[start Records shown]

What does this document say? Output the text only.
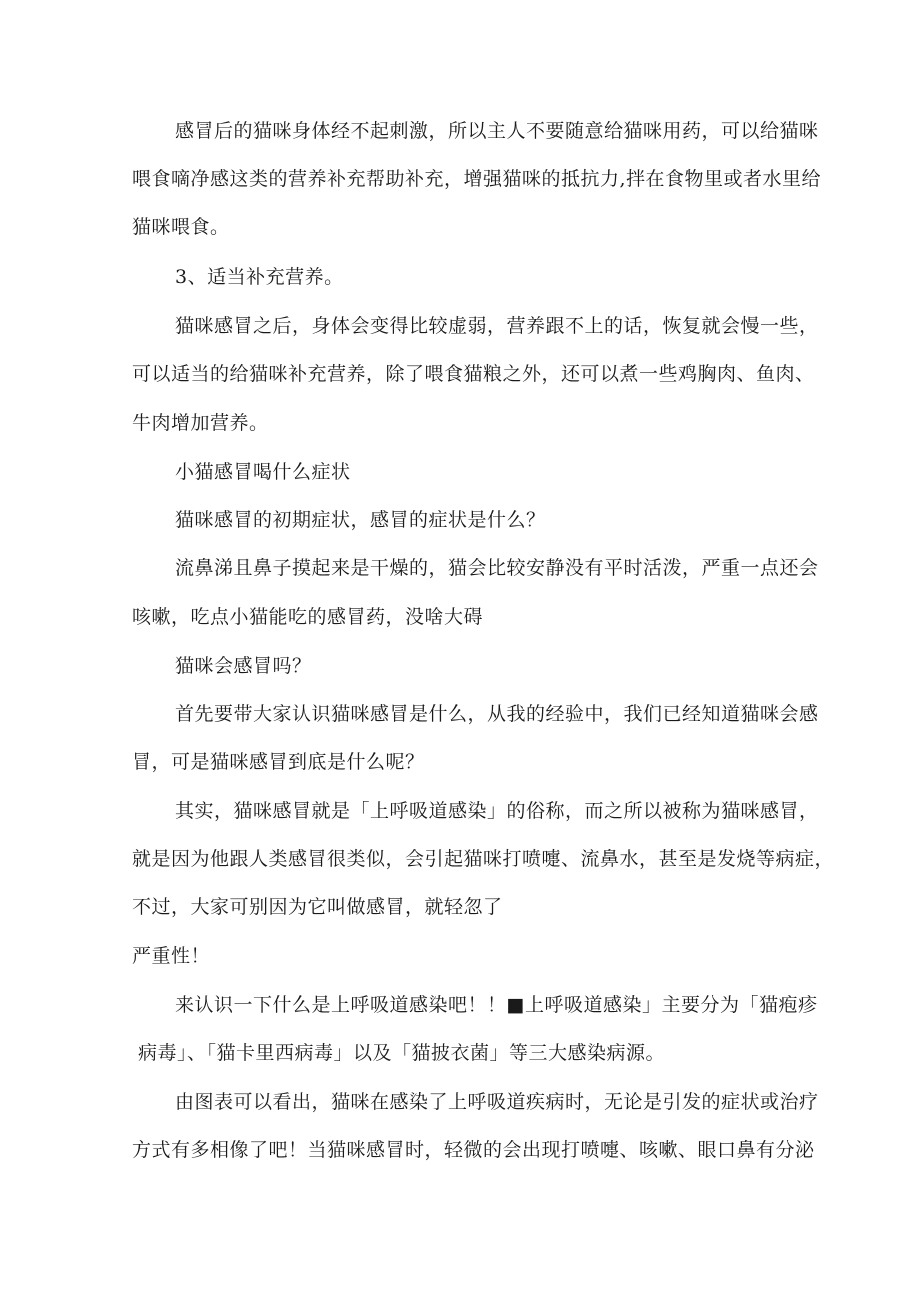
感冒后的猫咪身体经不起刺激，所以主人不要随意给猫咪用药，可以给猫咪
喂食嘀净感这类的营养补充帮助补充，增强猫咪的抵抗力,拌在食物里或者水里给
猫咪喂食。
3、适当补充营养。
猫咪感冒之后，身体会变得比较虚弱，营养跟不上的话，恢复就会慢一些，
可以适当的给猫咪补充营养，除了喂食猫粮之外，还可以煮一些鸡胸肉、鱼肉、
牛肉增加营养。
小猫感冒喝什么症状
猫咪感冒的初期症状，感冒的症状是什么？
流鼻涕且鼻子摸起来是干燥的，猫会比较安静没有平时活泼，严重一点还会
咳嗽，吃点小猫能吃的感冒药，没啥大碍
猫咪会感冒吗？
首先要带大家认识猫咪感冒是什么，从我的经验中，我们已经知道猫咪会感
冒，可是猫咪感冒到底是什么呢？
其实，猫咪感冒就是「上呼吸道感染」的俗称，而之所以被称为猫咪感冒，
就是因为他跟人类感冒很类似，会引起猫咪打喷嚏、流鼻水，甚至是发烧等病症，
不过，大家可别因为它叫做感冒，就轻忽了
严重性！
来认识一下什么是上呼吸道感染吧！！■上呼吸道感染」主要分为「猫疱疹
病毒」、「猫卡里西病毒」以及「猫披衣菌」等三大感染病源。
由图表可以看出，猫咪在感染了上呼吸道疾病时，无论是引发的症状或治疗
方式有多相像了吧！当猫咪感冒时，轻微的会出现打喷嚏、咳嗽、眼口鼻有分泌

[end Records shown]
[start Records shown]

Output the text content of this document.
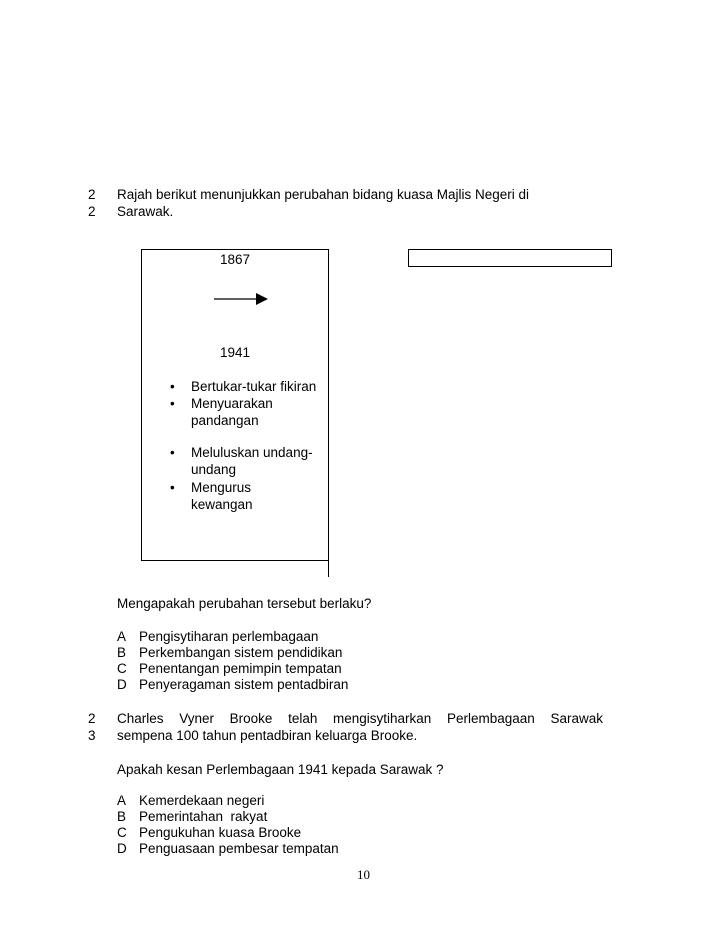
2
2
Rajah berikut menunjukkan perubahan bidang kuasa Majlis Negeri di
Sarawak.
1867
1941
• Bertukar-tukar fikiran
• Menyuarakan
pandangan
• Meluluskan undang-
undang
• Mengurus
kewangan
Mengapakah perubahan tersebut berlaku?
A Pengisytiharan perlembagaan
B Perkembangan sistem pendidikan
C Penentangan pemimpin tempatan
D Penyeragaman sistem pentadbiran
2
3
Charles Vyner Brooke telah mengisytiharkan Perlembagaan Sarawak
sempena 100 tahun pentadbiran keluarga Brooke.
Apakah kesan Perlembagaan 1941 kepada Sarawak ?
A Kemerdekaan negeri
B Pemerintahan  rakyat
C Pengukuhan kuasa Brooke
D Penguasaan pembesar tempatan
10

[end Records shown]

Count how many lines contain "this" and give only that count.

[Solution to the problem] 2